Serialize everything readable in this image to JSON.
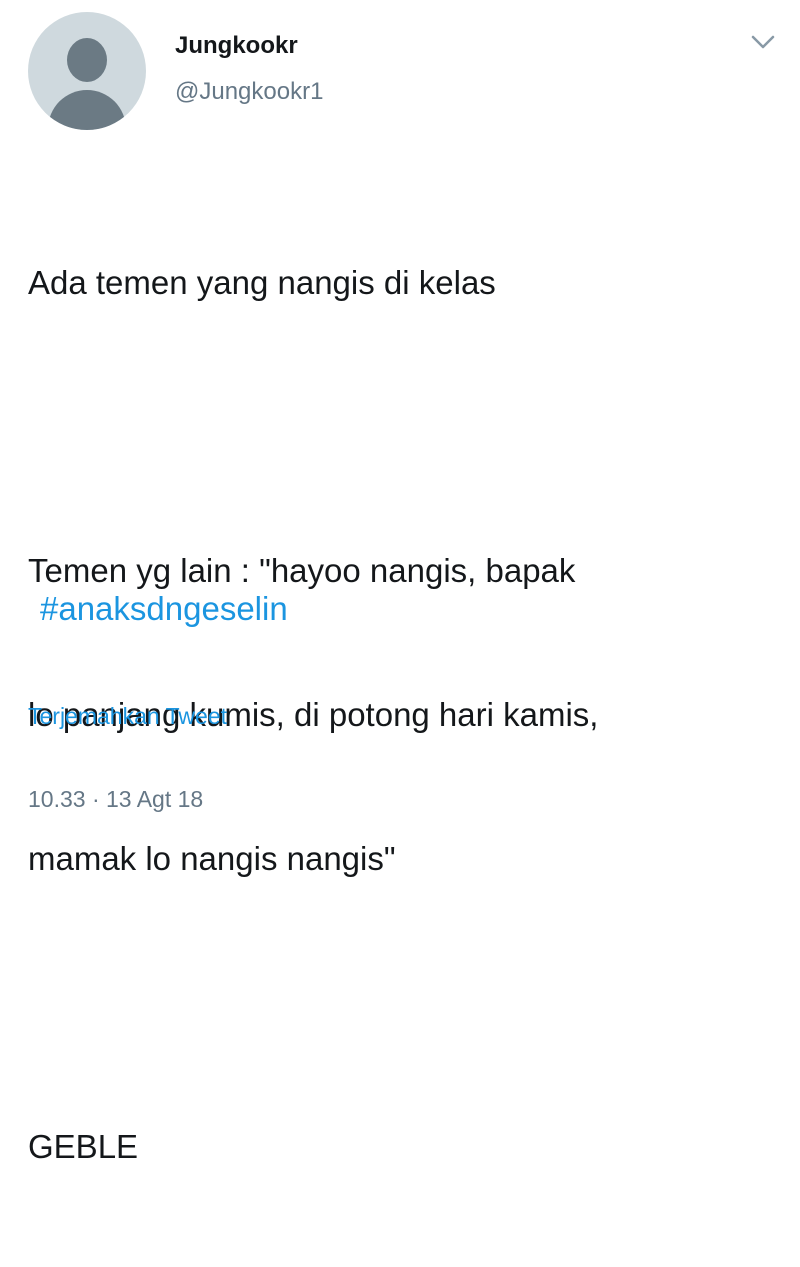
{
  "tweet": {
    "author": {
      "display_name": "Jungkookr",
      "handle": "@Jungkookr1",
      "avatar_icon": "default-profile-icon"
    },
    "menu_icon": "chevron-down-icon",
    "body": {
      "line1": "Ada temen yang nangis di kelas",
      "line2": "Temen yg lain : \"hayoo nangis, bapak",
      "line3": "lo panjang kumis, di potong hari kamis,",
      "line4": "mamak lo nangis nangis\"",
      "line5": "GEBLE"
    },
    "hashtag": "#anaksdngeselin",
    "translate_label": "Terjemahkan Tweet",
    "timestamp": "10.33 · 13 Agt 18"
  },
  "colors": {
    "link": "#1b95e0",
    "secondary_text": "#657786",
    "primary_text": "#14171a"
  }
}
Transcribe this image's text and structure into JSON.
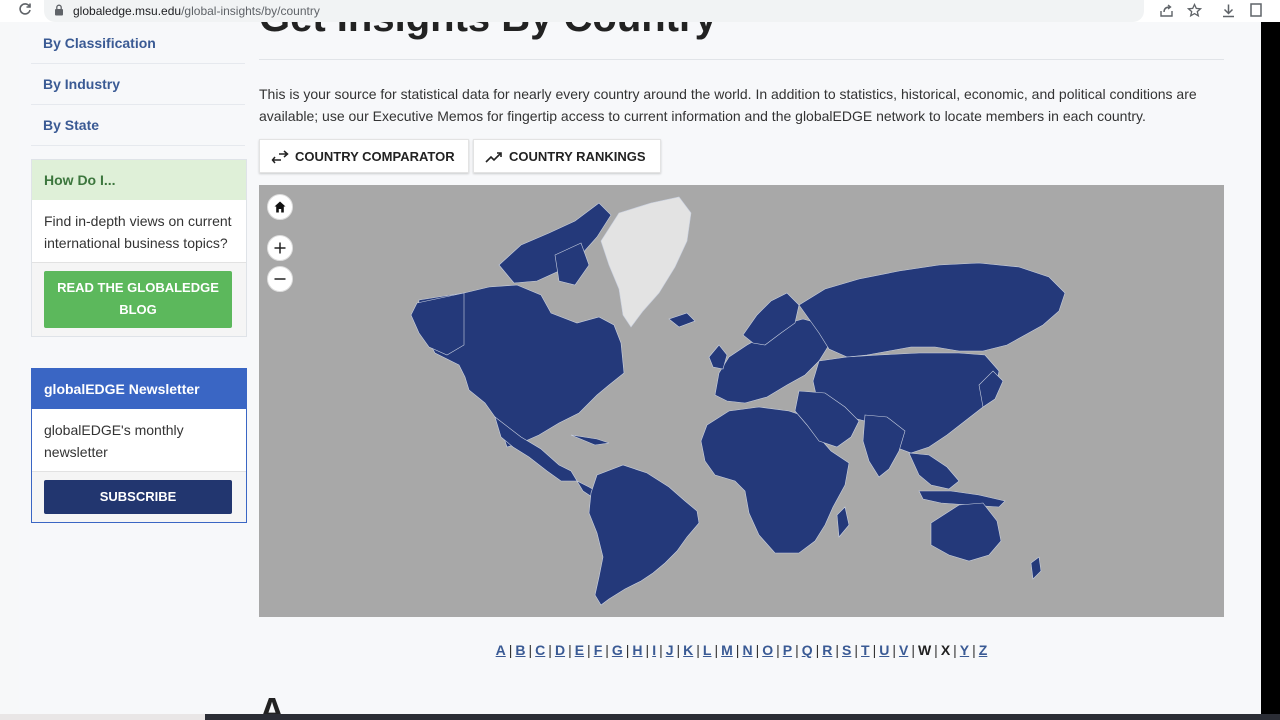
{
  "browser": {
    "url_host": "globaledge.msu.edu",
    "url_path": "/global-insights/by/country"
  },
  "sidebar": {
    "links": [
      "By Classification",
      "By Industry",
      "By State"
    ],
    "how_do_i": {
      "heading": "How Do I...",
      "text": "Find in-depth views on current international business topics?",
      "button_line1": "READ THE GLOBALEDGE",
      "button_line2": "BLOG"
    },
    "newsletter": {
      "heading": "globalEDGE Newsletter",
      "text": "globalEDGE's monthly newsletter",
      "button": "SUBSCRIBE"
    }
  },
  "main": {
    "title": "Get Insights By Country",
    "intro": "This is your source for statistical data for nearly every country around the world. In addition to statistics, historical, economic, and political conditions are available; use our Executive Memos for fingertip access to current information and the globalEDGE network to locate members in each country.",
    "buttons": {
      "comparator": "COUNTRY COMPARATOR",
      "rankings": "COUNTRY RANKINGS"
    },
    "map_colors": {
      "ocean": "#a8a8a8",
      "country": "#24397a",
      "greenland": "#e3e3e3"
    },
    "alphabet": [
      {
        "l": "A",
        "link": true
      },
      {
        "l": "B",
        "link": true
      },
      {
        "l": "C",
        "link": true
      },
      {
        "l": "D",
        "link": true
      },
      {
        "l": "E",
        "link": true
      },
      {
        "l": "F",
        "link": true
      },
      {
        "l": "G",
        "link": true
      },
      {
        "l": "H",
        "link": true
      },
      {
        "l": "I",
        "link": true
      },
      {
        "l": "J",
        "link": true
      },
      {
        "l": "K",
        "link": true
      },
      {
        "l": "L",
        "link": true
      },
      {
        "l": "M",
        "link": true
      },
      {
        "l": "N",
        "link": true
      },
      {
        "l": "O",
        "link": true
      },
      {
        "l": "P",
        "link": true
      },
      {
        "l": "Q",
        "link": true
      },
      {
        "l": "R",
        "link": true
      },
      {
        "l": "S",
        "link": true
      },
      {
        "l": "T",
        "link": true
      },
      {
        "l": "U",
        "link": true
      },
      {
        "l": "V",
        "link": true
      },
      {
        "l": "W",
        "link": false
      },
      {
        "l": "X",
        "link": false
      },
      {
        "l": "Y",
        "link": true
      },
      {
        "l": "Z",
        "link": true
      }
    ],
    "section_letter": "A"
  }
}
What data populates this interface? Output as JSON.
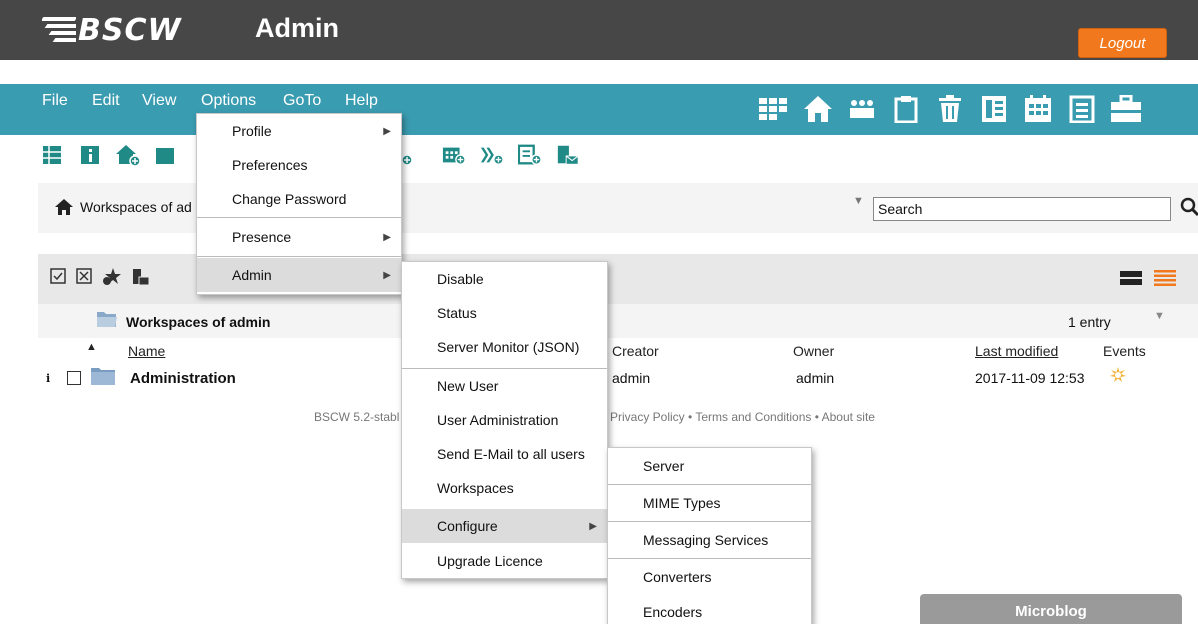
{
  "app": {
    "brand": "BSCW",
    "title": "Admin",
    "logout_label": "Logout"
  },
  "menubar": {
    "items": [
      "File",
      "Edit",
      "View",
      "Options",
      "GoTo",
      "Help"
    ]
  },
  "breadcrumb": {
    "text": "Workspaces of ad"
  },
  "search": {
    "value": "Search"
  },
  "folder": {
    "title": "Workspaces of admin",
    "count": "1 entry"
  },
  "columns": {
    "name": "Name",
    "creator": "Creator",
    "owner": "Owner",
    "modified": "Last modified",
    "events": "Events"
  },
  "rows": [
    {
      "name": "Administration",
      "creator": "admin",
      "owner": "admin",
      "modified": "2017-11-09 12:53"
    }
  ],
  "footer": {
    "left": "BSCW 5.2-stabl",
    "right": "Privacy Policy  •  Terms and Conditions  •  About site"
  },
  "options_menu": {
    "items": [
      "Profile",
      "Preferences",
      "Change Password",
      "Presence",
      "Admin"
    ]
  },
  "admin_menu": {
    "items": [
      "Disable",
      "Status",
      "Server Monitor (JSON)",
      "New User",
      "User Administration",
      "Send E-Mail to all users",
      "Workspaces",
      "Configure",
      "Upgrade Licence"
    ]
  },
  "configure_menu": {
    "items": [
      "Server",
      "MIME Types",
      "Messaging Services",
      "Converters",
      "Encoders"
    ]
  },
  "microblog": {
    "label": "Microblog"
  },
  "colors": {
    "header": "#474747",
    "menubar": "#3a9cb1",
    "accent": "#f2781d",
    "icon": "#1f8a86"
  }
}
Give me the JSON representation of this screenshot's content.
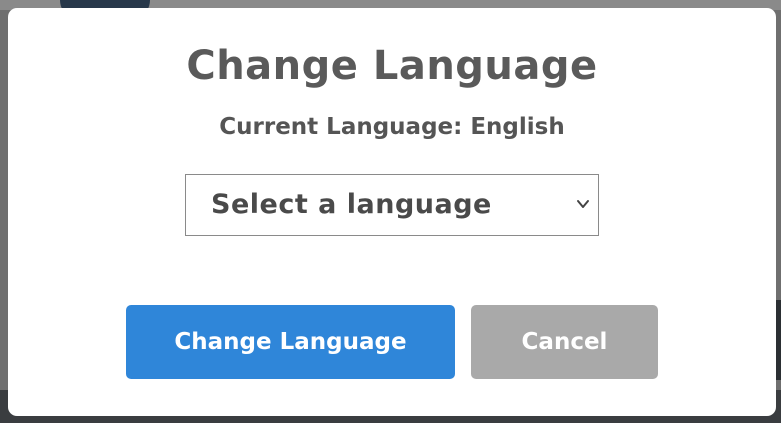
{
  "modal": {
    "title": "Change Language",
    "current_language": "Current Language: English",
    "select": {
      "selected_label": "Select a language",
      "icon": "chevron-down-icon"
    },
    "buttons": {
      "change_label": "Change Language",
      "cancel_label": "Cancel"
    }
  },
  "colors": {
    "primary": "#2f86d9",
    "secondary": "#a9a9a9",
    "title_text": "#5a5a5a",
    "overlay": "#6f6f6f"
  }
}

### What the task asks
Without any pictures, write out the lines running from the one containing "Give me the" through the end of the listing above, both included, exactly as given.

### Problem solution
Give me the JSON representation of this screenshot's content.
{
  "modal": {
    "title": "Change Language",
    "current_language": "Current Language: English",
    "select": {
      "selected_label": "Select a language",
      "icon": "chevron-down-icon"
    },
    "buttons": {
      "change_label": "Change Language",
      "cancel_label": "Cancel"
    }
  },
  "colors": {
    "primary": "#2f86d9",
    "secondary": "#a9a9a9",
    "title_text": "#5a5a5a",
    "overlay": "#6f6f6f"
  }
}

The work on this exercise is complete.